**What is required:** Search the data for the string "very" and gather each line it is in.

**Entries supplied:**

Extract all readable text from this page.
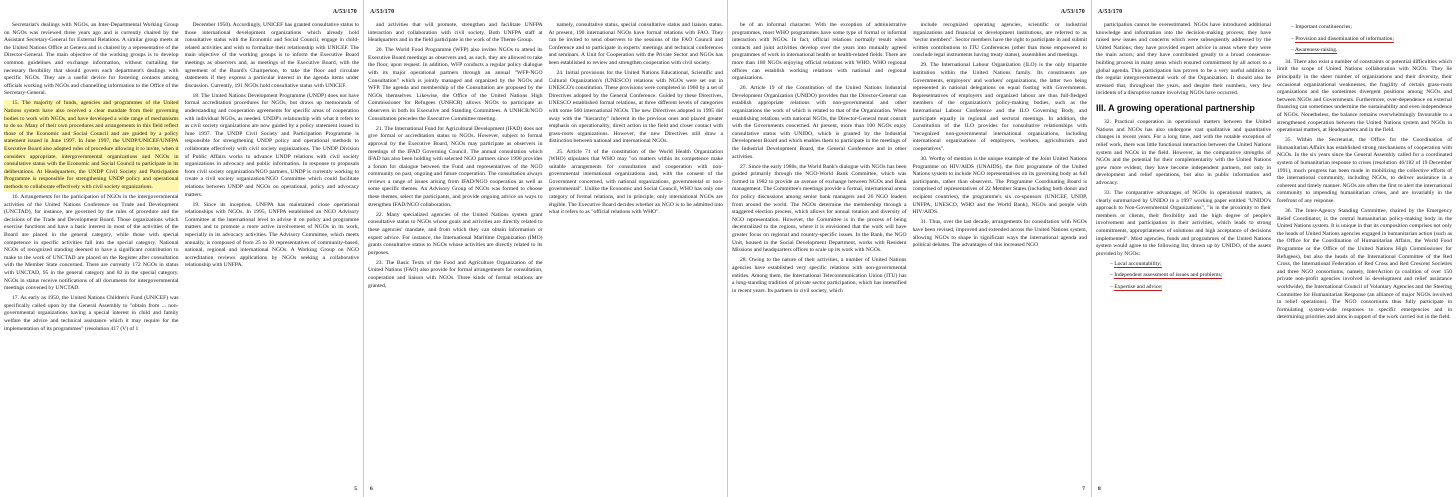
A/53/170

Secretariat's dealings with NGOs, an Inter-Departmental Working Group on NGOs was reviewed three years ago and is currently chaired by the Assistant Secretary-General for External Relations. A similar group meets at the United Nations Office at Geneva and is chaired by a representative of the Director-General. The main objective of the working groups is to develop common guidelines and exchange information, without curtailing the necessary flexibility that should govern each department's dealings with specific NGOs. They are a useful device for fostering contacts among officials working with NGOs and channelling information to the Office of the Secretary-General.

15. The majority of funds, agencies and programmes of the United Nations system have also received a clear mandate from their governing bodies to work with NGOs, and have developed a wide range of mechanisms to do so. Many of their own procedures and arrangements in this field reflect those of the Economic and Social Council and are guided by a policy statement issued in June 1997. In June 1997, the UNDP/UNICEF/UNFPA Executive Board also adopted rules of procedure allowing it to invite, when it considers appropriate, intergovernmental organizations and NGOs in consultative status with the Economic and Social Council to participate in its deliberations. At Headquarters, the UNDP Civil Society and Participation Programme is responsible for strengthening UNDP policy and operational methods to collaborate effectively with civil society organizations.

16. Arrangements for the participation of NGOs in the intergovernmental activities of the United Nations Conference on Trade and Development (UNCTAD), for instance, are governed by the rules of procedure and the decisions of the Trade and Development Board. Those organizations which exercise functions and have a basic interest in most of the activities of the Board are placed in the general category, while those with special competence in specific activities fall into the special category. National NGOs of recognized standing deemed to have a significant contribution to make to the work of UNCTAD are placed on the Register after consultation with the Member State concerned. There are currently 172 NGOs in status with UNCTAD, 95 in the general category and 82 in the special category. NGOs in status receive notifications of all documents for intergovernmental meetings convened by UNCTAD.

17. As early as 1950, the United Nations Children's Fund (UNICEF) was specifically called upon by the General Assembly to "obtain from ... non-governmental organizations having a special interest in child and family welfare the advice and technical assistance which it may require for the implementation of its programmes" (resolution 417 (V) of 1

December 1950). Accordingly, UNICEF has granted consultative status to those international development organizations which already hold consultative status with the Economic and Social Council, engage in child-related activities and wish to formalize their relationship with UNICEF. The main objective of the working groups is to inform the Executive Board meetings as observers and, as meetings of the Executive Board, with the agreement of the Board's Chairperson, to take the floor and circulate statements if they express a particular interest in the agenda items under discussion. Currently, 191 NGOs hold consultative status with UNICEF.

18. The United Nations Development Programme (UNDP) does not have formal accreditation procedures for NGOs, but draws up memoranda of understanding and cooperation agreements for specific areas of cooperation with individual NGOs, as needed. UNDP's relationship with what it refers to as civil society organizations are now guided by a policy statement issued in June 1997. The UNDP Civil Society and Participation Programme is responsible for strengthening UNDP policy and operational methods to collaborate effectively with civil society organizations. The UNDP Division of Public Affairs works to advance UNDP relations with civil society organizations in advocacy and public information. In response to proposals from civil society organization/NGO partners, UNDP is currently working to create a civil society organization/NGO Committee which could facilitate relations between UNDP and NGOs on operational, policy and advocacy matters.

19. Since its inception, UNFPA has maintained close operational relationships with NGOs. In 1995, UNFPA established an NGO Advisory Committee at the international level to advise it on policy and programme matters and to promote a more active involvement of NGOs in its work, especially in its advocacy activities. The Advisory Committee, which meets annually, is composed of from 25 to 30 representatives of community-based, national, regional and international NGOs. A Working Group on NGO accreditation reviews applications by NGOs seeking a collaborative relationship with UNFPA.

5
A/53/170

and activities that will promote, strengthen and facilitate UNFPA interaction and collaboration with civil society. Both UNFPA staff at Headquarters and in the field participate in the work of the Theme Group.

20. The World Food Programme (WFP) also invites NGOs to attend its Executive Board meetings as observers and, as such, they are allowed to take the floor, upon request. In addition, WFP conducts a regular policy dialogue with its major operational partners through an annual "WFP-NGO Consultation" which is jointly managed and organized by the NGOs and WFP. The agenda and membership of the Consultation are proposed by the NGOs themselves. Likewise, the Office of the United Nations High Commissioner for Refugees (UNHCR) allows NGOs to participate as observers in both its Executive and Standing Committees. A UNHCR/NGO Consultation precedes the Executive Committee meeting.

21. The International Fund for Agricultural Development (IFAD) does not give formal or accreditation status to NGOs. However, subject to formal approval by the Executive Board, NGOs may participate as observers in meetings of the IFAD Governing Council. The annual consultation which IFAD has also been holding with selected NGO partners since 1990 provides a forum for dialogue between the Fund and representatives of the NGO community on past, ongoing and future cooperation. The consultation always reviews a range of issues arising from IFAD/NGO cooperation as well as some specific themes. An Advisory Group of NGOs was formed to choose these themes, select the participants, and provide ongoing advice on ways to strengthen IFAD/NGO collaboration.

22. Many specialized agencies of the United Nations system grant consultative status to NGOs whose goals and activities are directly related to these agencies' mandate, and from which they can obtain information or expert advice. For instance, the International Maritime Organization (IMO) grants consultative status to NGOs whose activities are directly related to its purposes.

23. The Basic Texts of the Food and Agriculture Organization of the United Nations (FAO) also provide for formal arrangements for consultation, cooperation and liaison with NGOs. Three kinds of formal relations are granted,

namely, consultative status, special consultative status and liaison status. At present, 190 international NGOs have formal relations with FAO. They can be invited to send observers to the sessions of the FAO Council and Conference and to participate in experts' meetings and technical conferences and seminars. A Unit for Cooperation with the Private Sector and NGOs has been established to review and strengthen cooperation with civil society.

24. Initial provisions for the United Nations Educational, Scientific and Cultural Organization's (UNESCO) relations with NGOs were set out in UNESCO's constitution. These provisions were completed in 1960 by a set of Directives adopted by the General Conference. Guided by these Directives, UNESCO established formal relations, at three different levels of categories with some 560 international NGOs. The new Directives adopted in 1995 did away with the "hierarchy" inherent in the previous ones and placed greater emphasis on operationality, direct action in the field and closer contact with grass-roots organizations. However, the new Directives still draw a distinction between national and international NGOs.

25. Article 71 of the constitution of the World Health Organization (WHO) stipulates that WHO may "on matters within its competence make suitable arrangements for consultation and cooperation with non-governmental international organizations and, with the consent of the Government concerned, with national organizations, governmental or non-governmental". Unlike the Economic and Social Council, WHO has only one category of formal relations, and in principle, only international NGOs are eligible. The Executive Board decides whether an NGO is to be admitted into what it refers to as "official relations with WHO".

6
A/53/170

be of an informal character. With the exception of administrative programmes, most WHO programmes have some type of formal or informal interaction with NGOs. In fact, official relations normally result when contacts and joint activities develop over the years into mutually agreed programmes of work in international health or health-related fields. There are more than 180 NGOs enjoying official relations with WHO. WHO regional offices can establish working relations with national and regional organizations.

26. Article 19 of the Constitution of the United Nations Industrial Development Organization (UNIDO) provides that the Director-General can establish appropriate relations with non-governmental and other organizations the work of which is related to that of the Organization. When establishing relations with national NGOs, the Director-General must consult with the Governments concerned. At present, more than 100 NGOs enjoy consultative status with UNIDO, which is granted by the Industrial Development Board and which enables them to participate in the meetings of the Industrial Development Board, the General Conference and in other activities.

27. Since the early 1980s, the World Bank's dialogue with NGOs has been guided primarily through the NGO-World Bank Committee, which was formed in 1982 to provide an avenue of exchange between NGOs and Bank management. The Committee's meetings provide a formal, international arena for policy discussions among senior bank managers and 26 NGO leaders from around the world. The NGOs determine the membership through a staggered election process, which allows for annual rotation and diversity of NGO representation. However, the Committee is in the process of being decentralized to the regions, where it is envisioned that the work will have greater focus on regional and country-specific issues. In the Bank, the NGO Unit, housed in the Social Development Department, works with Resident Missions and headquarters offices to scale up its work with NGOs.

28. Owing to the nature of their activities, a number of United Nations agencies have established very specific relations with non-governmental entities. Among them, the International Telecommunication Union (ITU) has a long-standing tradition of private sector participation, which has intensified in recent years. Its partners in civil society, which

include recognized operating agencies, scientific or industrial organizations and financial or development institutions, are referred to as "sector members". Sector members have the right to participate in and submit written contributions to ITU Conferences (other than those empowered to conclude legal instruments having treaty status), assemblies and meetings.

29. The International Labour Organization (ILO) is the only tripartite institution within the United Nations family. Its constituents are Governments, employers' and workers' organizations, the latter two being represented in national delegations on equal footing with Governments. Representatives of employers and organized labour are thus full-fledged members of the organization's policy-making bodies, such as the International Labour Conference and the ILO Governing Body, and participate equally in regional and sectoral meetings. In addition, the Constitution of the ILO provides for consultative relationships with "recognized non-governmental international organizations, including international organizations of employers, workers, agriculturists and cooperatives".

30. Worthy of mention is the unique example of the Joint United Nations Programme on HIV/AIDS (UNAIDS), the first programme of the United Nations system to include NGO representatives on its governing body as full participants, rather than observers. The Programme Coordinating Board is comprised of representatives of 22 Member States (including both donor and recipient countries), the programme's six co-sponsors (UNICEF, UNDP, UNFPA, UNESCO, WHO and the World Bank), NGOs and people with HIV/AIDS.

31. Thus, over the last decade, arrangements for consultation with NGOs have been revised, improved and extended across the United Nations system, allowing NGOs to shape in significant ways the international agenda and political debates. The advantages of this increased NGO

7
A/53/170

participation cannot be overestimated. NGOs have introduced additional knowledge and information into the decision-making process; they have raised new issues and concerns which were subsequently addressed by the United Nations; they have provided expert advice in areas where they were the main actors; and they have contributed greatly to a broad consensus-building process in many areas which ensured commitment by all actors to a global agenda. This participation has proven to be a very useful addition to the regular intergovernmental work of the Organization. It should also be stressed that, throughout the years, and despite their numbers, very few incidents of a disruptive nature involving NGOs have occurred.

III. A growing operational partnership

32. Practical cooperation in operational matters between the United Nations and NGOs has also undergone vast qualitative and quantitative changes in recent years. For a long time, and with the notable exception of relief work, there was little functional interaction between the United Nations system and NGOs in the field. However, as the comparative strengths of NGOs and the potential for their complementarity with the United Nations grew more evident, they have become independent partners, not only in development and relief operations, but also in public information and advocacy.

33. The comparative advantages of NGOs in operational matters, as clearly summarized by UNIDO in a 1997 working paper entitled "UNIDO's approach to Non-Governmental Organizations", "is in the proximity to their members or clients, their flexibility and the high degree of people's involvement and participation in their activities, which leads to strong commitments, appropriateness of solutions and high acceptance of decisions implemented". Most agencies, funds and programmes of the United Nations system would agree to the following list, drawn up by UNIDO, of the assets provided by NGOs:

– Local accountability;
– Independent assessment of issues and problems;
– Expertise and advice;
– Important constituencies;
– Provision and dissemination of information;
– Awareness-raising.

34. There also exist a number of constraints or potential difficulties which limit the scope of United Nations collaboration with NGOs. They lie principally in the sheer number of organizations and their diversity, their occasional organizational weaknesses, the fragility of certain grass-roots organizations and the sometimes divergent positions among NGOs and between NGOs and Governments. Furthermore, over-dependence on external financing can sometimes undermine the sustainability and even independence of NGOs. Nonetheless, the balance remains overwhelmingly favourable to a strengthened cooperation between the United Nations system and NGOs in operational matters, at Headquarters and in the field.

35. Within the Secretariat, the Office for the Coordination of Humanitarian Affairs has established strong mechanisms of cooperation with NGOs. In the six years since the General Assembly called for a coordinated system of humanitarian response to crises (resolution 46/182 of 19 December 1991), much progress has been made in mobilizing the collective efforts of the international community, including NGOs, to deliver assistance in a coherent and timely manner. NGOs are often the first to alert the international community to impending humanitarian crises, and are invariably in the forefront of any response.

36. The Inter-Agency Standing Committee, chaired by the Emergency Relief Coordinator, is the central humanitarian policy-making body in the United Nations system. It is unique in that its composition comprises not only the heads of United Nations agencies engaged in humanitarian action (such as the Office for the Coordination of Humanitarian Affairs, the World Food Programme or the Office of the United Nations High Commissioner for Refugees), but also the heads of the International Committee of the Red Cross, the International Federation of Red Cross and Red Crescent Societies and three NGO consortiums, namely, InterAction (a coalition of over 150 private non-profit agencies involved in development and relief assistance worldwide), the International Council of Voluntary Agencies and the Steering Committee for Humanitarian Response (an alliance of major NGOs involved in relief operations). The NGO consortiums thus fully participate in formulating system-wide responses to specific emergencies and in determining priorities and aims in support of the work carried out in the field.

8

**The completed task:**
28. Owing to the nature of their activities, a number of United Nations agencies have established very specific relations with non-governmental entities. Among them, the International Telecommunication Union (ITU) has a long-standing tradition of private sector participation, which has intensified in recent years. Its partners in civil society, which
participation cannot be overestimated. NGOs have introduced additional knowledge and information into the decision-making process; they have raised new issues and concerns which were subsequently addressed by the United Nations; they have provided expert advice in areas where they were the main actors; and they have contributed greatly to a broad consensus-building process in many areas which ensured commitment by all actors to a global agenda. This participation has proven to be a very useful addition to the regular intergovernmental work of the Organization. It should also be stressed that, throughout the years, and despite their numbers, very few incidents of a disruptive nature involving NGOs have occurred.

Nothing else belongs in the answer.